### Directions for this task
Can you output the material exactly as written, minus any pictures it holds?

++++++++

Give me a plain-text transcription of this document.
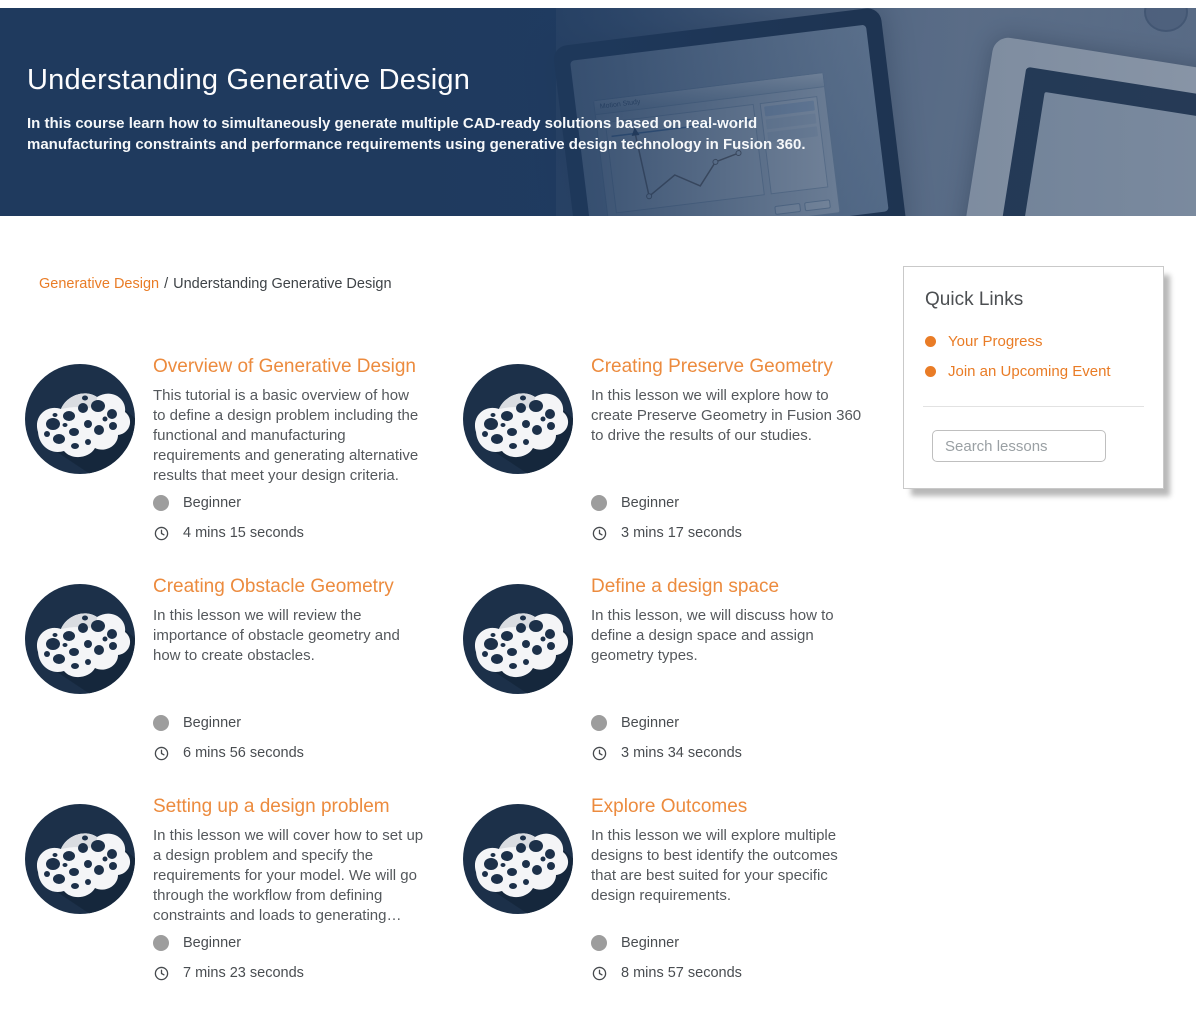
Understanding Generative Design

In this course learn how to simultaneously generate multiple CAD-ready solutions based on real-world manufacturing constraints and performance requirements using generative design technology in Fusion 360.

Generative Design / Understanding Generative Design
Overview of Generative Design

This tutorial is a basic overview of how to define a design problem including the functional and manufacturing requirements and generating alternative results that meet your design criteria.

Beginner
4 mins 15 seconds
Creating Preserve Geometry

In this lesson we will explore how to create Preserve Geometry in Fusion 360 to drive the results of our studies.

Beginner
3 mins 17 seconds
Creating Obstacle Geometry

In this lesson we will review the importance of obstacle geometry and how to create obstacles.

Beginner
6 mins 56 seconds
Define a design space

In this lesson, we will discuss how to define a design space and assign geometry types.

Beginner
3 mins 34 seconds
Setting up a design problem

In this lesson we will cover how to set up a design problem and specify the requirements for your model. We will go through the workflow from defining constraints and loads to generating…

Beginner
7 mins 23 seconds
Explore Outcomes

In this lesson we will explore multiple designs to best identify the outcomes that are best suited for your specific design requirements.

Beginner
8 mins 57 seconds
Quick Links
Your Progress
Join an Upcoming Event
Search lessons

++++++++

### Reply
Give me a plain-text transcription of this document.
Understanding Generative Design

In this course learn how to simultaneously generate multiple CAD-ready solutions based on real-world manufacturing constraints and performance requirements using generative design technology in Fusion 360.

Generative Design / Understanding Generative Design
Overview of Generative Design

This tutorial is a basic overview of how to define a design problem including the functional and manufacturing requirements and generating alternative results that meet your design criteria.

Beginner
4 mins 15 seconds
Creating Preserve Geometry

In this lesson we will explore how to create Preserve Geometry in Fusion 360 to drive the results of our studies.

Beginner
3 mins 17 seconds
Creating Obstacle Geometry

In this lesson we will review the importance of obstacle geometry and how to create obstacles.

Beginner
6 mins 56 seconds
Define a design space

In this lesson, we will discuss how to define a design space and assign geometry types.

Beginner
3 mins 34 seconds
Setting up a design problem

In this lesson we will cover how to set up a design problem and specify the requirements for your model. We will go through the workflow from defining constraints and loads to generating…

Beginner
7 mins 23 seconds
Explore Outcomes

In this lesson we will explore multiple designs to best identify the outcomes that are best suited for your specific design requirements.

Beginner
8 mins 57 seconds
Quick Links
Your Progress
Join an Upcoming Event
Search lessons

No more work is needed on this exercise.